Exercise aim >> Every line that contains the word "name" should be copied from the records below.
─── Dataset content
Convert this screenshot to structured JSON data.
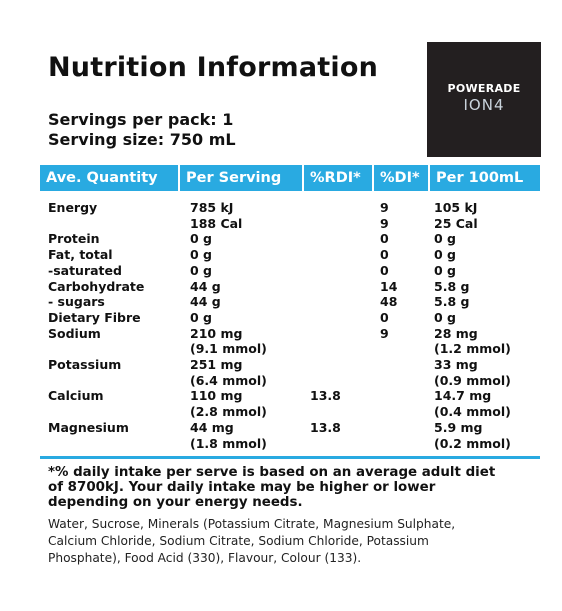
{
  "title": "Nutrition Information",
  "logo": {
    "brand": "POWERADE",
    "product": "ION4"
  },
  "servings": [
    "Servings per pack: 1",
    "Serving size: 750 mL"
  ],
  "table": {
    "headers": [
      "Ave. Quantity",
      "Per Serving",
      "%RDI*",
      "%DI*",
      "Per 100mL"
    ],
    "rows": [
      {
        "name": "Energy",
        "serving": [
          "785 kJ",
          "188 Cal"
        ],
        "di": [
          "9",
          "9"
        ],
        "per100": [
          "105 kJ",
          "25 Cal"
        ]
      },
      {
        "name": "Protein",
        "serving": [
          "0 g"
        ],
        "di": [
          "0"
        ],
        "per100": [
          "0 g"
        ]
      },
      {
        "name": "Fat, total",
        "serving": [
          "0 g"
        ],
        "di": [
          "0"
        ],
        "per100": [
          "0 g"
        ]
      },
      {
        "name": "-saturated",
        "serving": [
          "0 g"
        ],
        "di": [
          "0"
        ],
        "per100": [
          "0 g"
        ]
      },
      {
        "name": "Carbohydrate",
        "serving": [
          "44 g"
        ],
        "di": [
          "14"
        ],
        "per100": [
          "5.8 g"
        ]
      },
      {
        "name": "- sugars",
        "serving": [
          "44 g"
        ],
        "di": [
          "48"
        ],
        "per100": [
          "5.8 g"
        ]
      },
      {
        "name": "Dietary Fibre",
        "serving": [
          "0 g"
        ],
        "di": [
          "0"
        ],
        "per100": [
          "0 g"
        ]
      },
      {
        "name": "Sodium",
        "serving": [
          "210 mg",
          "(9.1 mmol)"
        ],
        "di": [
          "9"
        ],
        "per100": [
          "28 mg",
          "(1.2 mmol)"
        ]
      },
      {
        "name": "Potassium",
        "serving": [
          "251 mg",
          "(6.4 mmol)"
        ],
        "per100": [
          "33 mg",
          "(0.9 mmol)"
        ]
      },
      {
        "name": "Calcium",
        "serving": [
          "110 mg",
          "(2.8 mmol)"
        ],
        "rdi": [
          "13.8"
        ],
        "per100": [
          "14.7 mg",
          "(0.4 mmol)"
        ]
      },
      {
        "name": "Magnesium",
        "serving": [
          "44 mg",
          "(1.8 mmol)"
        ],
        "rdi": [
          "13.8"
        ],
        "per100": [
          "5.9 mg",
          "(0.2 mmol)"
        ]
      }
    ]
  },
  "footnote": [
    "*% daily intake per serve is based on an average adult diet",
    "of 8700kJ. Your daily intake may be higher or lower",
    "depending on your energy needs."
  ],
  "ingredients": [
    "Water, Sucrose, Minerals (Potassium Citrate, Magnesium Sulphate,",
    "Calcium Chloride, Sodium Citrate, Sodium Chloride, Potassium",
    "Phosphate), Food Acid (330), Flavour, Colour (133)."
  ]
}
──────
Response >>
        "name": "Energy",
        "name": "Protein",
        "name": "Fat, total",
        "name": "-saturated",
        "name": "Carbohydrate",
        "name": "- sugars",
        "name": "Dietary Fibre",
        "name": "Sodium",
        "name": "Potassium",
        "name": "Calcium",
        "name": "Magnesium",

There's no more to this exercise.